**THE PROBLEM:**
Extract all lines that hold "this" from the records below.

**Records from a collection of figures:**
____
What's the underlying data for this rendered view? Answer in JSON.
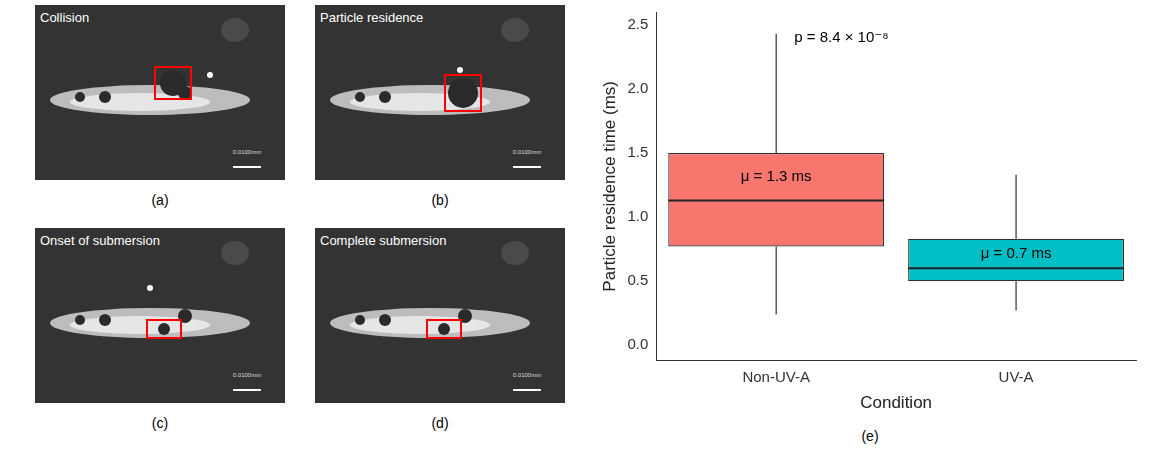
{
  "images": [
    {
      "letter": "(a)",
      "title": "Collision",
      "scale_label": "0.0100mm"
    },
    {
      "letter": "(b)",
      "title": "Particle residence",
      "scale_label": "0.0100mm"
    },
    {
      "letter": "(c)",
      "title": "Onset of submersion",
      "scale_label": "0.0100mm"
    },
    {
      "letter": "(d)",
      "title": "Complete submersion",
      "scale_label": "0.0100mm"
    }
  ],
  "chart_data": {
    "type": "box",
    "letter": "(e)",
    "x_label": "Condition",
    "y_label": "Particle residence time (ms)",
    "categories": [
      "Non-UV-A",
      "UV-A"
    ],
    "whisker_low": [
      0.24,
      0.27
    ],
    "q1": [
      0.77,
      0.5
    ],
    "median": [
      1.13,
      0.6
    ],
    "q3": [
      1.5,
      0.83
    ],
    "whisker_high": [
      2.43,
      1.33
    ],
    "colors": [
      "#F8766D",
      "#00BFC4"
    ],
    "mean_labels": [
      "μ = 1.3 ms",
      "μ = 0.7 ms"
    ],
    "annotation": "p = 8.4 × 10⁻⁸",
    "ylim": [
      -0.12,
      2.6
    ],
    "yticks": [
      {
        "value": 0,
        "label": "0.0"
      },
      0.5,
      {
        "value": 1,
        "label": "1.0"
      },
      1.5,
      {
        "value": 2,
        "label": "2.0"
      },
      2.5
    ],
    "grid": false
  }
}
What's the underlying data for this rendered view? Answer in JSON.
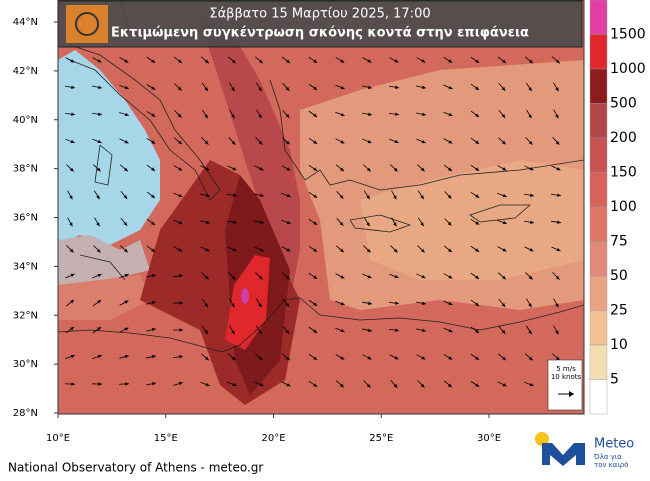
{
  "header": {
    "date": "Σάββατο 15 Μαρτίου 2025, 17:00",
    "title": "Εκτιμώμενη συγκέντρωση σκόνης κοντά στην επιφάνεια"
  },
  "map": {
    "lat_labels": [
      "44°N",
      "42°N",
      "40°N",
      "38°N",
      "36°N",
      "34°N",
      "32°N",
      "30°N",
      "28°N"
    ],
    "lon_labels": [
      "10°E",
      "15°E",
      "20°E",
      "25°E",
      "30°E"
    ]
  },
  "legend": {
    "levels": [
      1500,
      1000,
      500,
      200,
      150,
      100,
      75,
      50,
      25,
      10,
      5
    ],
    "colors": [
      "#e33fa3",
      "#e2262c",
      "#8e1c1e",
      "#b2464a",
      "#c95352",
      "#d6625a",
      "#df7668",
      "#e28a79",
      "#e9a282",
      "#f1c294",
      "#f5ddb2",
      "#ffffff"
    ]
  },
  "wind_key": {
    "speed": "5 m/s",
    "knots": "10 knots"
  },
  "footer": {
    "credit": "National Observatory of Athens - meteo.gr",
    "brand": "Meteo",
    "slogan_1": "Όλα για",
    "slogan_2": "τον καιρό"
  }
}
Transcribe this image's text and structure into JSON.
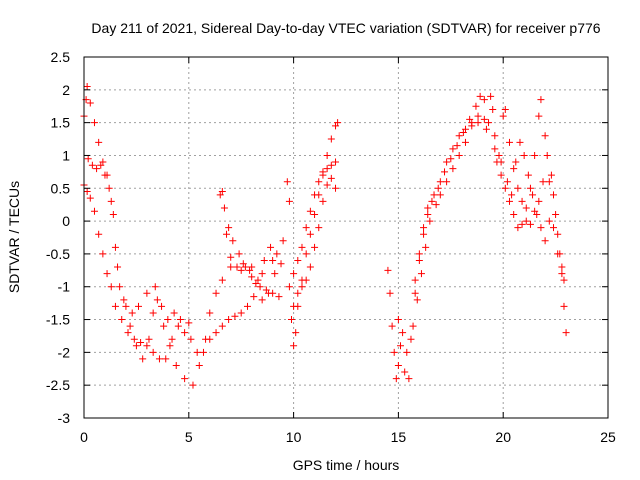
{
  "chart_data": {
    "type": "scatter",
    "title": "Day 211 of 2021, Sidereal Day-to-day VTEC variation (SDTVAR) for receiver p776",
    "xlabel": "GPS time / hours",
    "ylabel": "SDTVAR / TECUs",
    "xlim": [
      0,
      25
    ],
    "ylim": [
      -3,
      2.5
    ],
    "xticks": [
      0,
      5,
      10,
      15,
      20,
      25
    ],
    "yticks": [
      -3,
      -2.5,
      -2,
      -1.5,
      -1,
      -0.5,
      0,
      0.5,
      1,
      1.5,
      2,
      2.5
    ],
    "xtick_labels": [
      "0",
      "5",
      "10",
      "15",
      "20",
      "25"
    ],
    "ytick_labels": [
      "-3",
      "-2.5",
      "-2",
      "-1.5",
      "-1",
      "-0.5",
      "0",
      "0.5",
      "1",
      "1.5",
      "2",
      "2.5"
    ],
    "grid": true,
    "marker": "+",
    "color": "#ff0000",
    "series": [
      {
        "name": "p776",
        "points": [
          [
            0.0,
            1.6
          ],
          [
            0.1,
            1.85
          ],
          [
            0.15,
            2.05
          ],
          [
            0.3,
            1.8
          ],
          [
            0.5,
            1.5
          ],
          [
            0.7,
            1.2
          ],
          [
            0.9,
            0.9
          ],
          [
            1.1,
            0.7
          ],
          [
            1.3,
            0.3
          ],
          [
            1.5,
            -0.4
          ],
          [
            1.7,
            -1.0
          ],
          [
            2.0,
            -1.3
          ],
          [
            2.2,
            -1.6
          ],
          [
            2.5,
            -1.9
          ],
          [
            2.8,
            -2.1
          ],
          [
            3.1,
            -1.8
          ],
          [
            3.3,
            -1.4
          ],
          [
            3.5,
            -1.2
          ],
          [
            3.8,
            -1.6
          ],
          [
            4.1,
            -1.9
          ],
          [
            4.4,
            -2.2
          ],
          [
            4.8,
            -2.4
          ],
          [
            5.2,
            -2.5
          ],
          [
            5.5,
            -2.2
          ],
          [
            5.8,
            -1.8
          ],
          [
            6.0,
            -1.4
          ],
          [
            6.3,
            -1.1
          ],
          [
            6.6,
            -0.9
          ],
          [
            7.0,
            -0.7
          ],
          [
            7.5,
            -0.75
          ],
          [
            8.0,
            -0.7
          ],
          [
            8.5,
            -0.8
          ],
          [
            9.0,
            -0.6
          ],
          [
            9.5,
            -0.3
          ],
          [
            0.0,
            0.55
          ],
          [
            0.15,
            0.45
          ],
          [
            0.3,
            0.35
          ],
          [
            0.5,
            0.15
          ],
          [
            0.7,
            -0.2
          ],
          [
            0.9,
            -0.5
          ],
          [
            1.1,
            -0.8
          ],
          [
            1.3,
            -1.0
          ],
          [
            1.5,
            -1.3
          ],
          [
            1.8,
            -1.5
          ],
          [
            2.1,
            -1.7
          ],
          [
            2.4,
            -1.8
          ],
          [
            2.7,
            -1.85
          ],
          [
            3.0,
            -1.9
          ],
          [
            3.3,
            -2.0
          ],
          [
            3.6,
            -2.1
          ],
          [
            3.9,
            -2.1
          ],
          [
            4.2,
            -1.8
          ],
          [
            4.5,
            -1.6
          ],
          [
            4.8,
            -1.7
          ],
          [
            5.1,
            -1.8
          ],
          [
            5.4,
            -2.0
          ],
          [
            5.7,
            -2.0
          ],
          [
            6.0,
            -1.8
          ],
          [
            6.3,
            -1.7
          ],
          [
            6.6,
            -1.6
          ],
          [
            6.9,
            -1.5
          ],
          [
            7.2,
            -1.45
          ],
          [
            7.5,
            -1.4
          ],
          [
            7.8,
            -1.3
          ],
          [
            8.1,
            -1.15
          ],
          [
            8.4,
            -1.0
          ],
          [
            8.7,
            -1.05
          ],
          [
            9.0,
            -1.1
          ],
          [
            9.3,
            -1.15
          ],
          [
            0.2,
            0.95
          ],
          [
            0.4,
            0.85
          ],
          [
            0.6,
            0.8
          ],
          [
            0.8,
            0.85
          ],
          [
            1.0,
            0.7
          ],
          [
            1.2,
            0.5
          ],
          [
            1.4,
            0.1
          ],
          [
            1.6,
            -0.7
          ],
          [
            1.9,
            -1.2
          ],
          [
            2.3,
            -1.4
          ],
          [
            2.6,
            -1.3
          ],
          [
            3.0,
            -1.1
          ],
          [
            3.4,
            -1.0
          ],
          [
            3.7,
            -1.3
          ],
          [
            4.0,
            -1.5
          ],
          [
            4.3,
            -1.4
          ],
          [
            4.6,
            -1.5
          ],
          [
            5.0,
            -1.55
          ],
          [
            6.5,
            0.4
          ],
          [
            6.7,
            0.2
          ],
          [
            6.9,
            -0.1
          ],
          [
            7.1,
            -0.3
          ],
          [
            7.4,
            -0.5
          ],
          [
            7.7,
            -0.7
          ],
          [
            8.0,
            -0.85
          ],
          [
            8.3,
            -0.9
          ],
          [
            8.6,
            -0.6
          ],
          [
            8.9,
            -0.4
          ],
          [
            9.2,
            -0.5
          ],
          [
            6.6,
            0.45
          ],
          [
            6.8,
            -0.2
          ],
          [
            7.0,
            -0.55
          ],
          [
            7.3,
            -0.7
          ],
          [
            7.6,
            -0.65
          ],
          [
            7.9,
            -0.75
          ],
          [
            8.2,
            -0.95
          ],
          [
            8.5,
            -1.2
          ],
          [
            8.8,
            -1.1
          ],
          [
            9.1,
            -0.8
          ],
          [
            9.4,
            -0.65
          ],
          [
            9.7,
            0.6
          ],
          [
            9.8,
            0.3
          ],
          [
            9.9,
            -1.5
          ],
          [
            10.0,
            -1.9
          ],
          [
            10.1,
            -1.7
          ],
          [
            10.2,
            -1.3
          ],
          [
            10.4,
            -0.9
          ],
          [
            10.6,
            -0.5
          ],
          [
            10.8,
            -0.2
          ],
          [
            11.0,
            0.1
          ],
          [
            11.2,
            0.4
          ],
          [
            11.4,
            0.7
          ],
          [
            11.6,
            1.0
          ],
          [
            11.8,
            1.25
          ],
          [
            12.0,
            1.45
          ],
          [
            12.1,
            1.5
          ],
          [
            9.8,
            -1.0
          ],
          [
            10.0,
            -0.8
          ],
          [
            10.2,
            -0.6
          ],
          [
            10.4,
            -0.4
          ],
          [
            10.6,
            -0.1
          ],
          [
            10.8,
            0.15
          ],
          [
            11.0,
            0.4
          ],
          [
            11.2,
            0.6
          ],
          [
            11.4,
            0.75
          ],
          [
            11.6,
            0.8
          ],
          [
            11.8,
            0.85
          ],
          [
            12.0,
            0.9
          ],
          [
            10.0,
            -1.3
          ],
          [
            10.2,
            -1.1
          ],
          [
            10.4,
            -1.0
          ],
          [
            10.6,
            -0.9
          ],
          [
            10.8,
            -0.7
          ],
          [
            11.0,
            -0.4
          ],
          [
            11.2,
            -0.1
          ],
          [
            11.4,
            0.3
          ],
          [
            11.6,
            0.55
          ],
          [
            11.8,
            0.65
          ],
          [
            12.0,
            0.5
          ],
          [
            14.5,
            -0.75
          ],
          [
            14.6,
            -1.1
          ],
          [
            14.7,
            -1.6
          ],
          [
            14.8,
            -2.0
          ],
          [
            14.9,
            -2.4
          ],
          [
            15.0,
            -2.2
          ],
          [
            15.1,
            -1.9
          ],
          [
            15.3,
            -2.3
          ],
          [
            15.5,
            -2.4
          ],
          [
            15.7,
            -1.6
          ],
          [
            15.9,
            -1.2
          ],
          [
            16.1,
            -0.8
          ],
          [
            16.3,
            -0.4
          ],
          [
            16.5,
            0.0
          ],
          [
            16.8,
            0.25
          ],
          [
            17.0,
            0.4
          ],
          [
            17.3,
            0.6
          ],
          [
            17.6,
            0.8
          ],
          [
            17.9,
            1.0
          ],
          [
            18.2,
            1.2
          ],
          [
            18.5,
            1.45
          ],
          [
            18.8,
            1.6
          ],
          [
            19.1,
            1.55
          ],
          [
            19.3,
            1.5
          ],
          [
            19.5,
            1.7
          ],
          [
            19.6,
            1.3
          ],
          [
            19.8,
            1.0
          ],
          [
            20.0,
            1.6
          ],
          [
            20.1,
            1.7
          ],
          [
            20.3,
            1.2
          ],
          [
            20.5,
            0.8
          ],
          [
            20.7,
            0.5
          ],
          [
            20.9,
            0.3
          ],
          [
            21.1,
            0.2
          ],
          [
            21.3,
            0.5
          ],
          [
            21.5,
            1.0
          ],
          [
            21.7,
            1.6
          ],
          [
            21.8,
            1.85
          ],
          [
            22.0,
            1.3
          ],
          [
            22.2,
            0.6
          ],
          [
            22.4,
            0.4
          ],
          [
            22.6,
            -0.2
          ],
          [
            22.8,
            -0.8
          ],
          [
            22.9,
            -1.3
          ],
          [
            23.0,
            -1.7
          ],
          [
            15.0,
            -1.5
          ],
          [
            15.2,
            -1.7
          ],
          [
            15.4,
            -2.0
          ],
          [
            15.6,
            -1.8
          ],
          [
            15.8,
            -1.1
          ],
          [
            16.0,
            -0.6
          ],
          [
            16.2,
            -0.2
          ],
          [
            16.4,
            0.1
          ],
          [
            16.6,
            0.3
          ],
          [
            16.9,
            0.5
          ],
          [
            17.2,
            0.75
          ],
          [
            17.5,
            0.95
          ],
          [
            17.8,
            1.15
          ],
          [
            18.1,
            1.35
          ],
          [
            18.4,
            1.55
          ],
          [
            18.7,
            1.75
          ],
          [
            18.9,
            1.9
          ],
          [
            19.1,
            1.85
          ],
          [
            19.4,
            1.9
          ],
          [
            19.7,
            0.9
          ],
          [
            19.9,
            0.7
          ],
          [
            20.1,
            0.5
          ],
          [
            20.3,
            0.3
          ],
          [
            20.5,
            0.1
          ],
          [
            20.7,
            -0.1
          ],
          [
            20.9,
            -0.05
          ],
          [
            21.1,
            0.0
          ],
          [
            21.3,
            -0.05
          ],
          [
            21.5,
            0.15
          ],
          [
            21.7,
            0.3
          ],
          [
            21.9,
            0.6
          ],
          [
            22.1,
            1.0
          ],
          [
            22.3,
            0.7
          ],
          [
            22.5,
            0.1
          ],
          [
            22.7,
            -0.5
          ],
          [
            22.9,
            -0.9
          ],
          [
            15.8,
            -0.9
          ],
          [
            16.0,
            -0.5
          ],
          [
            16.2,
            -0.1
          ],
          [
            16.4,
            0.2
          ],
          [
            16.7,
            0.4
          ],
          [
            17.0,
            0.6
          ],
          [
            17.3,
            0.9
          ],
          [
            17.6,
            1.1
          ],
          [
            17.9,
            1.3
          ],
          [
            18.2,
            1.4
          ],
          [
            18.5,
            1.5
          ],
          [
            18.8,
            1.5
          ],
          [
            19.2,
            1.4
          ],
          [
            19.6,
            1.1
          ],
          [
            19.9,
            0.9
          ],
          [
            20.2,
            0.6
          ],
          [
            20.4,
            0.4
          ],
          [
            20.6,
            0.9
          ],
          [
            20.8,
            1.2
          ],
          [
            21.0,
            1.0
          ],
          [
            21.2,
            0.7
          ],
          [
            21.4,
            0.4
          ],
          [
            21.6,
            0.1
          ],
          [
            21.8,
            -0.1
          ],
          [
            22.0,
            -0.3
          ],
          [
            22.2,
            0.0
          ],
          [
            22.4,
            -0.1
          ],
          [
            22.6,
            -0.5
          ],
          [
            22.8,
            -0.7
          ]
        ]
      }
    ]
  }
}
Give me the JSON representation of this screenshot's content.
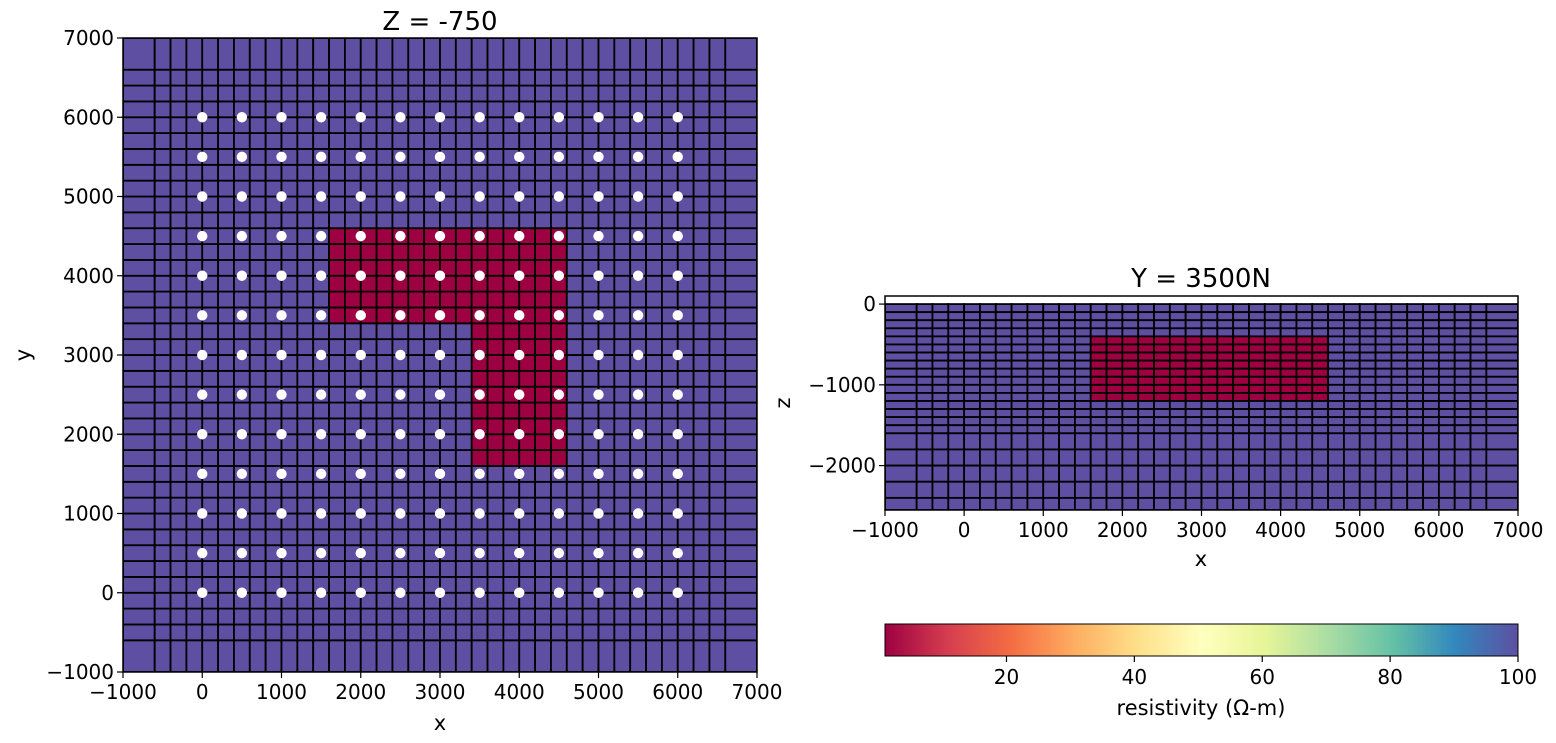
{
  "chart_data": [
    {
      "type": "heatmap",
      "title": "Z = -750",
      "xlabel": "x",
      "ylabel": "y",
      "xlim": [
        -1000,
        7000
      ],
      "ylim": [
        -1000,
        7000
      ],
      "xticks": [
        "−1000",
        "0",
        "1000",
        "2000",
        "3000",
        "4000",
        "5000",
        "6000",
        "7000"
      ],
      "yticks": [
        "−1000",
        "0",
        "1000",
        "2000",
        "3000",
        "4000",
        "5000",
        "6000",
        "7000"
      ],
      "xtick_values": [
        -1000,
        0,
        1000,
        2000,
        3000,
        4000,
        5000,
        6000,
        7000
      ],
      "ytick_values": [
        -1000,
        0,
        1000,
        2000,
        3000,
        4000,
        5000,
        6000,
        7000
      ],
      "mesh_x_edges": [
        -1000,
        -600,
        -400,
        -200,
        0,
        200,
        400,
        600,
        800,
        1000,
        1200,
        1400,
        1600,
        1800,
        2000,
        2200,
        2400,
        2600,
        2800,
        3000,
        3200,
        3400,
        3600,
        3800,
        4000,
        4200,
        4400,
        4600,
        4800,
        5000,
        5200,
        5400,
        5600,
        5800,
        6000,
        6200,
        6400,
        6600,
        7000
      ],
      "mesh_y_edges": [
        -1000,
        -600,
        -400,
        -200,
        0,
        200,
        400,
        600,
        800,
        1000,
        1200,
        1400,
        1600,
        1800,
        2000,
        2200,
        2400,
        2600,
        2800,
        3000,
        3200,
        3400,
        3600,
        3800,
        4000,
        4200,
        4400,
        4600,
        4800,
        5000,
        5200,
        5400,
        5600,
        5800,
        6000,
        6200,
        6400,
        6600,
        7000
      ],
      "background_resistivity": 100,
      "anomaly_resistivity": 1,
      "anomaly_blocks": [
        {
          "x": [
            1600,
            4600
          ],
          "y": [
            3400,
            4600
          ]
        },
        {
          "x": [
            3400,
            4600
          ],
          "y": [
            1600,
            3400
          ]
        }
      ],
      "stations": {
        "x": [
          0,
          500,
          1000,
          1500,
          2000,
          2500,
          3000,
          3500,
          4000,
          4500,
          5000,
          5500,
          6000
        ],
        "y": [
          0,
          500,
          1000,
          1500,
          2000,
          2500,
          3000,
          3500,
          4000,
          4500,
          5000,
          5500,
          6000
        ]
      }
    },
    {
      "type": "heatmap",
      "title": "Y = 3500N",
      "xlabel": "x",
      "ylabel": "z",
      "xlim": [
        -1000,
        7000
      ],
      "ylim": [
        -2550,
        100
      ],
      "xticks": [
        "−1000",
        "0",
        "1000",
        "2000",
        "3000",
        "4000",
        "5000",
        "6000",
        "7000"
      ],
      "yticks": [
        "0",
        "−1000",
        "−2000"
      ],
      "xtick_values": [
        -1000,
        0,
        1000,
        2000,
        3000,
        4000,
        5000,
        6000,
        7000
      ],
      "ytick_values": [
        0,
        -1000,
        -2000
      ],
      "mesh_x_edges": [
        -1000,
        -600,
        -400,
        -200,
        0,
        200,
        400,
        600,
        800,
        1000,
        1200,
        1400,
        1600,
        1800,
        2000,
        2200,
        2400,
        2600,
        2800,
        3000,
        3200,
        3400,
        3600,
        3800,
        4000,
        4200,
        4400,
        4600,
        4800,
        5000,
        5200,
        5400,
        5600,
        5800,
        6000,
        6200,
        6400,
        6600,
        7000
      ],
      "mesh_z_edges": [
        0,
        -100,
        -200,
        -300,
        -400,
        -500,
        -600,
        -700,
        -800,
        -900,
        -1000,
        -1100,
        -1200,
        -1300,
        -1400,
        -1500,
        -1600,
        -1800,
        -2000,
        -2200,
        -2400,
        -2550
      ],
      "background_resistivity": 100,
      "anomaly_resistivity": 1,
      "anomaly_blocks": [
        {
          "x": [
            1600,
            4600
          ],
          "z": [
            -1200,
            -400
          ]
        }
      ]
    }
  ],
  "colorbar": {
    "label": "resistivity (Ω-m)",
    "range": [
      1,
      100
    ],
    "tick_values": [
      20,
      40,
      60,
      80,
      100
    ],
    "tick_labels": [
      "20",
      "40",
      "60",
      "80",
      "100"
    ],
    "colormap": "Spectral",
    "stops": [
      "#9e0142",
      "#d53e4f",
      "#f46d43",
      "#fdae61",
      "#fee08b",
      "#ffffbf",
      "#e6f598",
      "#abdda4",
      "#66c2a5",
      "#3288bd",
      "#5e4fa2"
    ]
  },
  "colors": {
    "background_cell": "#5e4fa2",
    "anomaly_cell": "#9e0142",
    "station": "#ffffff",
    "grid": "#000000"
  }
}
____
**CORRECT ANSWER:**
What's the underlying data for this rendered view? Answer in JSON.
What's the underlying data for this rendered view? Answer in JSON.
Transcribe this image's text and structure into JSON.
Give me the JSON representation of this screenshot's content.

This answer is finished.